Data records:
^^^^

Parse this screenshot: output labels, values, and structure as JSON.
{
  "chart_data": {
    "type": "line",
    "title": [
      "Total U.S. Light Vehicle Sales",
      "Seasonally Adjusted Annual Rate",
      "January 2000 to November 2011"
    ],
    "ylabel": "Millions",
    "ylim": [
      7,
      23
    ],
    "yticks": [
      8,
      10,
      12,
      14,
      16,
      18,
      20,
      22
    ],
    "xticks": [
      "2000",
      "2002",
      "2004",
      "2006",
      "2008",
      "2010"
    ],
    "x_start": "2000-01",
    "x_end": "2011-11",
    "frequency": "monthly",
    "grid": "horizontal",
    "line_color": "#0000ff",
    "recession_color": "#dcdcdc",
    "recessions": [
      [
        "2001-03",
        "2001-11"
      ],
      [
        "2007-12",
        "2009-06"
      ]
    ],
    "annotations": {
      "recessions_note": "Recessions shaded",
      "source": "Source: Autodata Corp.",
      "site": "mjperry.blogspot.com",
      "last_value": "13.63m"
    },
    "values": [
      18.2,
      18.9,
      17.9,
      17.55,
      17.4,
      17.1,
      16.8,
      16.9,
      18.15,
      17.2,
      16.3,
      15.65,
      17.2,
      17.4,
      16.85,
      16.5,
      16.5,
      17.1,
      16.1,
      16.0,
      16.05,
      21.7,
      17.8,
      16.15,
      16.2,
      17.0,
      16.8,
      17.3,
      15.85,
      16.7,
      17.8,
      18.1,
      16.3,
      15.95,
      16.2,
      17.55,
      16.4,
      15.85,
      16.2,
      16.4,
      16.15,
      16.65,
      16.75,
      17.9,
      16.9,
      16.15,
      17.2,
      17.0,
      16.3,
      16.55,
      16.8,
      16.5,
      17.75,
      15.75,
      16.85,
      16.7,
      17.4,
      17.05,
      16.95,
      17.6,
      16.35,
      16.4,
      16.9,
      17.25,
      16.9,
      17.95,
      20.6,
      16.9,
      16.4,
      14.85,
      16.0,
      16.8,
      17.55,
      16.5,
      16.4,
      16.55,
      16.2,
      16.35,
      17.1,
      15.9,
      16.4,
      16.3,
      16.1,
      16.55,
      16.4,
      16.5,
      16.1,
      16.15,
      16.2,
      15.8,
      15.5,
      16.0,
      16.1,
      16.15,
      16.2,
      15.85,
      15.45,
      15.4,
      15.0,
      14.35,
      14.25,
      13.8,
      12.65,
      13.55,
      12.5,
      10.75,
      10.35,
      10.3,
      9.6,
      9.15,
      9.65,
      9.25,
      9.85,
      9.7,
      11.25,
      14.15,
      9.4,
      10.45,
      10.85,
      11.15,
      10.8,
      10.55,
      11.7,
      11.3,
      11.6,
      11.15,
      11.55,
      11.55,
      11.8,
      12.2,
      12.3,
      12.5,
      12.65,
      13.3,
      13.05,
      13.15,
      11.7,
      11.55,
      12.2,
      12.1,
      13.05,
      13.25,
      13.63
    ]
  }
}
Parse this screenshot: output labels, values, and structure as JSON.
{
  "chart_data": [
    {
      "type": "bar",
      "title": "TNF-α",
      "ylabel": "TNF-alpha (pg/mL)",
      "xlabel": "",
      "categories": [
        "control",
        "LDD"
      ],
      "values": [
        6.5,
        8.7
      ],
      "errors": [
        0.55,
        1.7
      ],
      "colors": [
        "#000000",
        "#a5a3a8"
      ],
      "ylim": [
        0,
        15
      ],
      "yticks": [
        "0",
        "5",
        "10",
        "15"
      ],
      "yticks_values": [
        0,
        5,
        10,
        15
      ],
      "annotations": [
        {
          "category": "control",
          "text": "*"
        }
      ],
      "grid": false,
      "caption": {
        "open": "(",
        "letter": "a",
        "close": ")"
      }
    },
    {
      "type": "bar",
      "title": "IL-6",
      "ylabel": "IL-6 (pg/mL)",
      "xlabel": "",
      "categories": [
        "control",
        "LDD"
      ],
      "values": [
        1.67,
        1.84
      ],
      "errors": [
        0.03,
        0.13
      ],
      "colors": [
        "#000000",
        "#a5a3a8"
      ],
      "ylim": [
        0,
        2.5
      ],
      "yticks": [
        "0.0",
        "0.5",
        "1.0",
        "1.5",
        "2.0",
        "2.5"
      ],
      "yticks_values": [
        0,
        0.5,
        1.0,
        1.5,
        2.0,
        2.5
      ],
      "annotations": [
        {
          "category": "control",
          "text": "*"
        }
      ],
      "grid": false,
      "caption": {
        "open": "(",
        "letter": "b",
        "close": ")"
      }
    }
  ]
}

^^^^

* **Given problem**: Using the data above, return each line exactly as written.

* **Exercise output**:
Parse this screenshot: output labels, values, and structure as JSON.
{
  "chart_data": {
    "type": "line",
    "title": [
      "Total U.S. Light Vehicle Sales",
      "Seasonally Adjusted Annual Rate",
      "January 2000 to November 2011"
    ],
    "ylabel": "Millions",
    "ylim": [
      7,
      23
    ],
    "yticks": [
      8,
      10,
      12,
      14,
      16,
      18,
      20,
      22
    ],
    "xticks": [
      "2000",
      "2002",
      "2004",
      "2006",
      "2008",
      "2010"
    ],
    "x_start": "2000-01",
    "x_end": "2011-11",
    "frequency": "monthly",
    "grid": "horizontal",
    "line_color": "#0000ff",
    "recession_color": "#dcdcdc",
    "recessions": [
      [
        "2001-03",
        "2001-11"
      ],
      [
        "2007-12",
        "2009-06"
      ]
    ],
    "annotations": {
      "recessions_note": "Recessions shaded",
      "source": "Source: Autodata Corp.",
      "site": "mjperry.blogspot.com",
      "last_value": "13.63m"
    },
    "values": [
      18.2,
      18.9,
      17.9,
      17.55,
      17.4,
      17.1,
      16.8,
      16.9,
      18.15,
      17.2,
      16.3,
      15.65,
      17.2,
      17.4,
      16.85,
      16.5,
      16.5,
      17.1,
      16.1,
      16.0,
      16.05,
      21.7,
      17.8,
      16.15,
      16.2,
      17.0,
      16.8,
      17.3,
      15.85,
      16.7,
      17.8,
      18.1,
      16.3,
      15.95,
      16.2,
      17.55,
      16.4,
      15.85,
      16.2,
      16.4,
      16.15,
      16.65,
      16.75,
      17.9,
      16.9,
      16.15,
      17.2,
      17.0,
      16.3,
      16.55,
      16.8,
      16.5,
      17.75,
      15.75,
      16.85,
      16.7,
      17.4,
      17.05,
      16.95,
      17.6,
      16.35,
      16.4,
      16.9,
      17.25,
      16.9,
      17.95,
      20.6,
      16.9,
      16.4,
      14.85,
      16.0,
      16.8,
      17.55,
      16.5,
      16.4,
      16.55,
      16.2,
      16.35,
      17.1,
      15.9,
      16.4,
      16.3,
      16.1,
      16.55,
      16.4,
      16.5,
      16.1,
      16.15,
      16.2,
      15.8,
      15.5,
      16.0,
      16.1,
      16.15,
      16.2,
      15.85,
      15.45,
      15.4,
      15.0,
      14.35,
      14.25,
      13.8,
      12.65,
      13.55,
      12.5,
      10.75,
      10.35,
      10.3,
      9.6,
      9.15,
      9.65,
      9.25,
      9.85,
      9.7,
      11.25,
      14.15,
      9.4,
      10.45,
      10.85,
      11.15,
      10.8,
      10.55,
      11.7,
      11.3,
      11.6,
      11.15,
      11.55,
      11.55,
      11.8,
      12.2,
      12.3,
      12.5,
      12.65,
      13.3,
      13.05,
      13.15,
      11.7,
      11.55,
      12.2,
      12.1,
      13.05,
      13.25,
      13.63
    ]
  }
}
Parse this screenshot: output labels, values, and structure as JSON.
{
  "chart_data": [
    {
      "type": "bar",
      "title": "TNF-α",
      "ylabel": "TNF-alpha (pg/mL)",
      "xlabel": "",
      "categories": [
        "control",
        "LDD"
      ],
      "values": [
        6.5,
        8.7
      ],
      "errors": [
        0.55,
        1.7
      ],
      "colors": [
        "#000000",
        "#a5a3a8"
      ],
      "ylim": [
        0,
        15
      ],
      "yticks": [
        "0",
        "5",
        "10",
        "15"
      ],
      "yticks_values": [
        0,
        5,
        10,
        15
      ],
      "annotations": [
        {
          "category": "control",
          "text": "*"
        }
      ],
      "grid": false,
      "caption": {
        "open": "(",
        "letter": "a",
        "close": ")"
      }
    },
    {
      "type": "bar",
      "title": "IL-6",
      "ylabel": "IL-6 (pg/mL)",
      "xlabel": "",
      "categories": [
        "control",
        "LDD"
      ],
      "values": [
        1.67,
        1.84
      ],
      "errors": [
        0.03,
        0.13
      ],
      "colors": [
        "#000000",
        "#a5a3a8"
      ],
      "ylim": [
        0,
        2.5
      ],
      "yticks": [
        "0.0",
        "0.5",
        "1.0",
        "1.5",
        "2.0",
        "2.5"
      ],
      "yticks_values": [
        0,
        0.5,
        1.0,
        1.5,
        2.0,
        2.5
      ],
      "annotations": [
        {
          "category": "control",
          "text": "*"
        }
      ],
      "grid": false,
      "caption": {
        "open": "(",
        "letter": "b",
        "close": ")"
      }
    }
  ]
}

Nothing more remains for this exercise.